* PROBLEM TO WORK ON:
Take the data below and repeat it exactly.

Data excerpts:
------------------------

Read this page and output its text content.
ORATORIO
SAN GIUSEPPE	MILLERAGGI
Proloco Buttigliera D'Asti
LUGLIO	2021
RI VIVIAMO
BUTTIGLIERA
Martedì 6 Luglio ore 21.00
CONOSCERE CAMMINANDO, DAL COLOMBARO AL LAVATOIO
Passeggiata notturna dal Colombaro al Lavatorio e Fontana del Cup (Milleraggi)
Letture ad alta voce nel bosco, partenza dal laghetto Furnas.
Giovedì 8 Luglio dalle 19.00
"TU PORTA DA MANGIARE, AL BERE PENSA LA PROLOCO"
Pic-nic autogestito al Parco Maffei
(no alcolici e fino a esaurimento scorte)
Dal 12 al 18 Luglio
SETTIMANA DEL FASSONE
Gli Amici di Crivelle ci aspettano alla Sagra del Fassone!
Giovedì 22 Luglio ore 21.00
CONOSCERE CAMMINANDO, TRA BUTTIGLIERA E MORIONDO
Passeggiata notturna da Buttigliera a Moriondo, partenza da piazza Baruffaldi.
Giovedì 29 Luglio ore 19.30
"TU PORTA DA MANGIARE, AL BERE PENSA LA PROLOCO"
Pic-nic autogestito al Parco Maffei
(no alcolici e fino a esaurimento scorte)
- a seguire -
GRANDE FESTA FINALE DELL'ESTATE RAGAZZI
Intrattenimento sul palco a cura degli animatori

------------------------

* RESULT:
Read this page and output its text content.
ORATORIO
SAN GIUSEPPE	MILLERAGGI
Proloco Buttigliera D'Asti
LUGLIO	2021
RI VIVIAMO
BUTTIGLIERA
Martedì 6 Luglio ore 21.00
CONOSCERE CAMMINANDO, DAL COLOMBARO AL LAVATOIO
Passeggiata notturna dal Colombaro al Lavatorio e Fontana del Cup (Milleraggi)
Letture ad alta voce nel bosco, partenza dal laghetto Furnas.
Giovedì 8 Luglio dalle 19.00
"TU PORTA DA MANGIARE, AL BERE PENSA LA PROLOCO"
Pic-nic autogestito al Parco Maffei
(no alcolici e fino a esaurimento scorte)
Dal 12 al 18 Luglio
SETTIMANA DEL FASSONE
Gli Amici di Crivelle ci aspettano alla Sagra del Fassone!
Giovedì 22 Luglio ore 21.00
CONOSCERE CAMMINANDO, TRA BUTTIGLIERA E MORIONDO
Passeggiata notturna da Buttigliera a Moriondo, partenza da piazza Baruffaldi.
Giovedì 29 Luglio ore 19.30
"TU PORTA DA MANGIARE, AL BERE PENSA LA PROLOCO"
Pic-nic autogestito al Parco Maffei
(no alcolici e fino a esaurimento scorte)
- a seguire -
GRANDE FESTA FINALE DELL'ESTATE RAGAZZI
Intrattenimento sul palco a cura degli animatori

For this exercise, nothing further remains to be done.